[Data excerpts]
★ ★ ★ ★ ★ ★ ★
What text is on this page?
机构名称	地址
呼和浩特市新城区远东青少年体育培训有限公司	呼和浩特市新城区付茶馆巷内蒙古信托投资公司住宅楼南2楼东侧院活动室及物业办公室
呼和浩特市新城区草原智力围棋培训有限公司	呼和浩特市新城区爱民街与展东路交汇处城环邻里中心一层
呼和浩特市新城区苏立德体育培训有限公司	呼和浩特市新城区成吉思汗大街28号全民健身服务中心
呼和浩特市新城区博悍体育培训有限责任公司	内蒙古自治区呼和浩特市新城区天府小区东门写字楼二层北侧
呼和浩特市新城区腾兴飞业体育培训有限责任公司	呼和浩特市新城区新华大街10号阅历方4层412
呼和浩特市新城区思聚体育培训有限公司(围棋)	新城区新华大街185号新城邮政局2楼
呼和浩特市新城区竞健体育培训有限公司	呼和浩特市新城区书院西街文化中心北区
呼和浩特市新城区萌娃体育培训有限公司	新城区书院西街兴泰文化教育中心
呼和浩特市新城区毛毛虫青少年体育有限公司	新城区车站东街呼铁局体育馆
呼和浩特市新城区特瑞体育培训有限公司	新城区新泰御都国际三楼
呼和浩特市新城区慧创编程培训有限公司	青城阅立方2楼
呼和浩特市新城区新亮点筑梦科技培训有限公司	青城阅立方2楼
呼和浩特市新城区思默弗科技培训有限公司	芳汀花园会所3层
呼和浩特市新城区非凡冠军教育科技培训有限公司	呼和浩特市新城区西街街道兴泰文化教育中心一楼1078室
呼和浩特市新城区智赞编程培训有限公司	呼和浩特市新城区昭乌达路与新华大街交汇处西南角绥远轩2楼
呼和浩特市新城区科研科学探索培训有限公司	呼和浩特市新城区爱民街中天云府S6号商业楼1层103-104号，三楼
★ ★ ★ ★ ★ ★ ★
## PROBLEM TO SOLVE
Repeat the listing above without any change.

## COMPLETE RESPONSE
What text is on this page?
机构名称	地址
呼和浩特市新城区远东青少年体育培训有限公司	呼和浩特市新城区付茶馆巷内蒙古信托投资公司住宅楼南2楼东侧院活动室及物业办公室
呼和浩特市新城区草原智力围棋培训有限公司	呼和浩特市新城区爱民街与展东路交汇处城环邻里中心一层
呼和浩特市新城区苏立德体育培训有限公司	呼和浩特市新城区成吉思汗大街28号全民健身服务中心
呼和浩特市新城区博悍体育培训有限责任公司	内蒙古自治区呼和浩特市新城区天府小区东门写字楼二层北侧
呼和浩特市新城区腾兴飞业体育培训有限责任公司	呼和浩特市新城区新华大街10号阅历方4层412
呼和浩特市新城区思聚体育培训有限公司(围棋)	新城区新华大街185号新城邮政局2楼
呼和浩特市新城区竞健体育培训有限公司	呼和浩特市新城区书院西街文化中心北区
呼和浩特市新城区萌娃体育培训有限公司	新城区书院西街兴泰文化教育中心
呼和浩特市新城区毛毛虫青少年体育有限公司	新城区车站东街呼铁局体育馆
呼和浩特市新城区特瑞体育培训有限公司	新城区新泰御都国际三楼
呼和浩特市新城区慧创编程培训有限公司	青城阅立方2楼
呼和浩特市新城区新亮点筑梦科技培训有限公司	青城阅立方2楼
呼和浩特市新城区思默弗科技培训有限公司	芳汀花园会所3层
呼和浩特市新城区非凡冠军教育科技培训有限公司	呼和浩特市新城区西街街道兴泰文化教育中心一楼1078室
呼和浩特市新城区智赞编程培训有限公司	呼和浩特市新城区昭乌达路与新华大街交汇处西南角绥远轩2楼
呼和浩特市新城区科研科学探索培训有限公司	呼和浩特市新城区爱民街中天云府S6号商业楼1层103-104号，三楼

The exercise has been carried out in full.